━━━ Data to process
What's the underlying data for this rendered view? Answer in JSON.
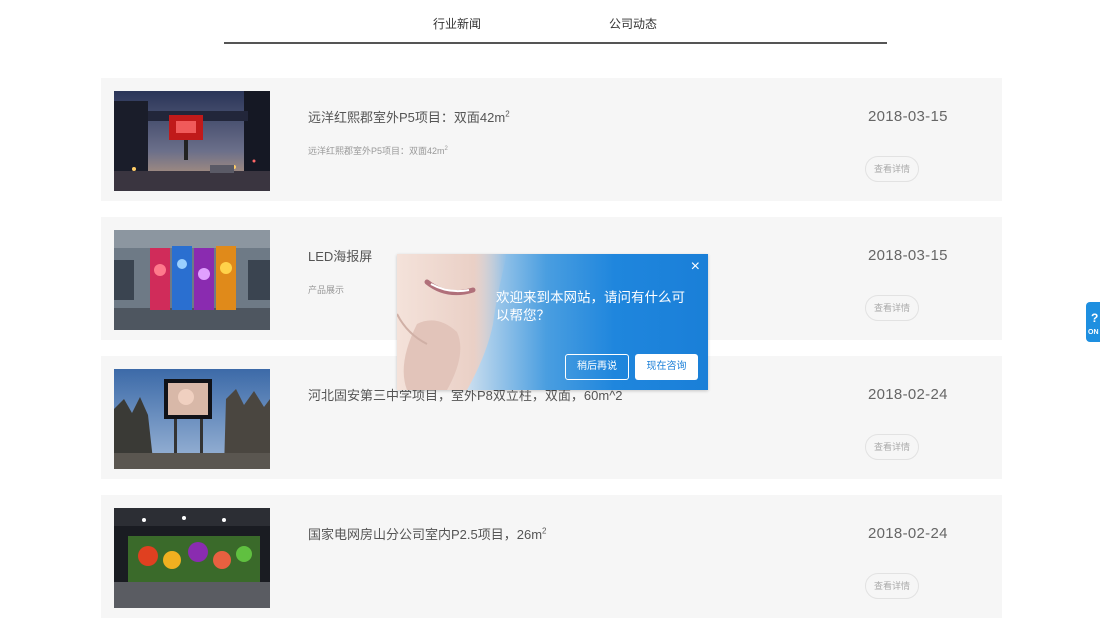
{
  "tabs": [
    {
      "label": "行业新闻"
    },
    {
      "label": "公司动态"
    }
  ],
  "items": [
    {
      "title": "远洋红熙郡室外P5项目：双面42m",
      "title_sup": "2",
      "desc": "远洋红熙郡室外P5项目：双面42m",
      "desc_sup": "2",
      "date": "2018-03-15",
      "button": "查看详情"
    },
    {
      "title": "LED海报屏",
      "title_sup": "",
      "desc": "产品展示",
      "desc_sup": "",
      "date": "2018-03-15",
      "button": "查看详情"
    },
    {
      "title": "河北固安第三中学项目，室外P8双立柱，双面，60m^2",
      "title_sup": "",
      "desc": "",
      "desc_sup": "",
      "date": "2018-02-24",
      "button": "查看详情"
    },
    {
      "title": "国家电网房山分公司室内P2.5项目，26m",
      "title_sup": "2",
      "desc": "",
      "desc_sup": "",
      "date": "2018-02-24",
      "button": "查看详情"
    }
  ],
  "popup": {
    "close": "×",
    "message": "欢迎来到本网站，请问有什么可以帮您？",
    "later_label": "稍后再说",
    "now_label": "现在咨询"
  },
  "side_tab": {
    "icon": "?",
    "label": "ON"
  }
}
━━━━━━
Instruction:
Excluding the pictures, restate the records above word for word.

Task solution:
What's the underlying data for this rendered view? Answer in JSON.
{
  "tabs": [
    {
      "label": "行业新闻"
    },
    {
      "label": "公司动态"
    }
  ],
  "items": [
    {
      "title": "远洋红熙郡室外P5项目：双面42m",
      "title_sup": "2",
      "desc": "远洋红熙郡室外P5项目：双面42m",
      "desc_sup": "2",
      "date": "2018-03-15",
      "button": "查看详情"
    },
    {
      "title": "LED海报屏",
      "title_sup": "",
      "desc": "产品展示",
      "desc_sup": "",
      "date": "2018-03-15",
      "button": "查看详情"
    },
    {
      "title": "河北固安第三中学项目，室外P8双立柱，双面，60m^2",
      "title_sup": "",
      "desc": "",
      "desc_sup": "",
      "date": "2018-02-24",
      "button": "查看详情"
    },
    {
      "title": "国家电网房山分公司室内P2.5项目，26m",
      "title_sup": "2",
      "desc": "",
      "desc_sup": "",
      "date": "2018-02-24",
      "button": "查看详情"
    }
  ],
  "popup": {
    "close": "×",
    "message": "欢迎来到本网站，请问有什么可以帮您？",
    "later_label": "稍后再说",
    "now_label": "现在咨询"
  },
  "side_tab": {
    "icon": "?",
    "label": "ON"
  }
}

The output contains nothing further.